### Instructions to follow
Give the count of lines holding the string "مورخ" and nothing else.
---------- Input ----------
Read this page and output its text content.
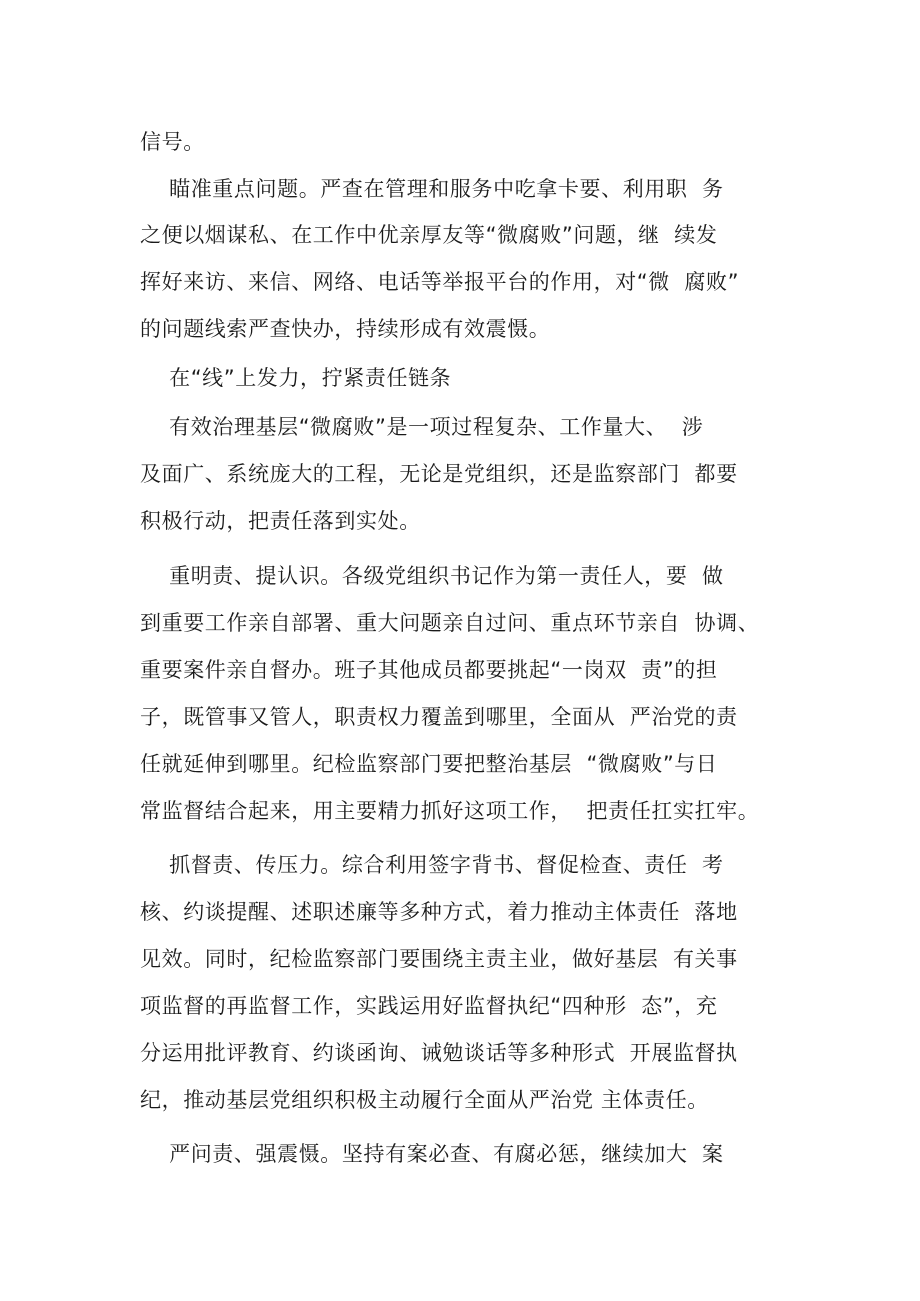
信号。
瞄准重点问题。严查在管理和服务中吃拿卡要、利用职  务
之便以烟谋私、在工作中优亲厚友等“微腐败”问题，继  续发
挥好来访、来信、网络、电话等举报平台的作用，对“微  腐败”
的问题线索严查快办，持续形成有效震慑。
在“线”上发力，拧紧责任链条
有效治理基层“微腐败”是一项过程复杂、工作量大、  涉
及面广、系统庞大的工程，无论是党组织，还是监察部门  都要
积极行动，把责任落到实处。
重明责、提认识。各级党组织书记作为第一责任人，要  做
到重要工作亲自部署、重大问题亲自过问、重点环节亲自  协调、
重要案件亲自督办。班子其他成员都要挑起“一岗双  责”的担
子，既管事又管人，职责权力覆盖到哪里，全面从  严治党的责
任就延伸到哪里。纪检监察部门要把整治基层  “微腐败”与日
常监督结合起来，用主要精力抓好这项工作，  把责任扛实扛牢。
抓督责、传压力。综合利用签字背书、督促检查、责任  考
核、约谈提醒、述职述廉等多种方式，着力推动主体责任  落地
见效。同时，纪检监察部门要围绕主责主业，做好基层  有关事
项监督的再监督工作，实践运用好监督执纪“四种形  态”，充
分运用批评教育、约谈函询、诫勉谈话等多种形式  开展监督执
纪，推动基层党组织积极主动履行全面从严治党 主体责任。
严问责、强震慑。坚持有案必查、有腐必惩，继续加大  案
----------
---------- Input ----------
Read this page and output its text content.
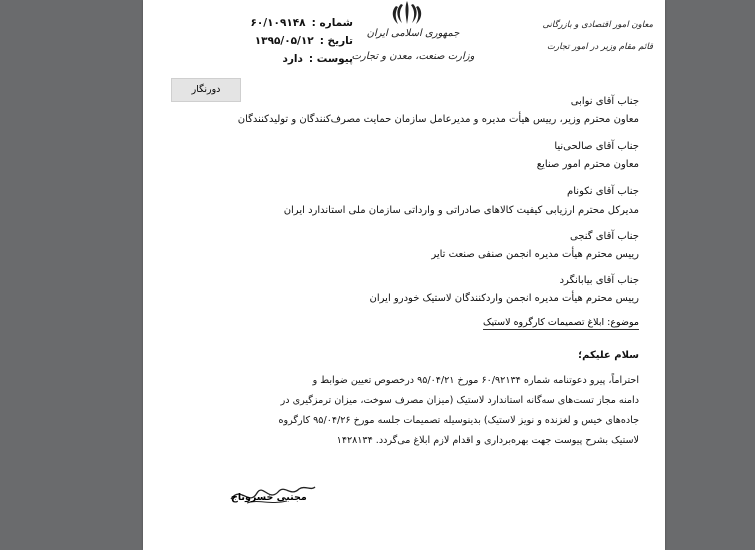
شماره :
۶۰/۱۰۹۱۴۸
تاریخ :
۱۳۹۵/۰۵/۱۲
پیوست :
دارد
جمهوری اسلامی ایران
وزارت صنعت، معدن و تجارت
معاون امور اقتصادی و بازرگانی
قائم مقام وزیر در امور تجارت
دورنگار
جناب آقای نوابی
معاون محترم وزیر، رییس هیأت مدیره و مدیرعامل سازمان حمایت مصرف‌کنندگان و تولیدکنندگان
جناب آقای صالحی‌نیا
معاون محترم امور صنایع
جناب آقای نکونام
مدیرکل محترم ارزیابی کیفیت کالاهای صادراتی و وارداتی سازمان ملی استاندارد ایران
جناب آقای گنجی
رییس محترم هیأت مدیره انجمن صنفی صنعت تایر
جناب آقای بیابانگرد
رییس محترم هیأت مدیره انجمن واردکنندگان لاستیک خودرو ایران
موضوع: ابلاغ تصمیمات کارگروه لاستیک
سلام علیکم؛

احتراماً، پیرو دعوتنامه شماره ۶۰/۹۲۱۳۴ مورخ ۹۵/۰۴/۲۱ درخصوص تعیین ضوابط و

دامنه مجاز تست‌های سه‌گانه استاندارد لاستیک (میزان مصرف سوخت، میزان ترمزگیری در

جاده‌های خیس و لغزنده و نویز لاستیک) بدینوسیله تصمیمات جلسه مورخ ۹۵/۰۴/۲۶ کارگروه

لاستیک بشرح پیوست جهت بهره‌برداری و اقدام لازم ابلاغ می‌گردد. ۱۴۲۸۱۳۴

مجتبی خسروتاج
----------
### Output of the task
2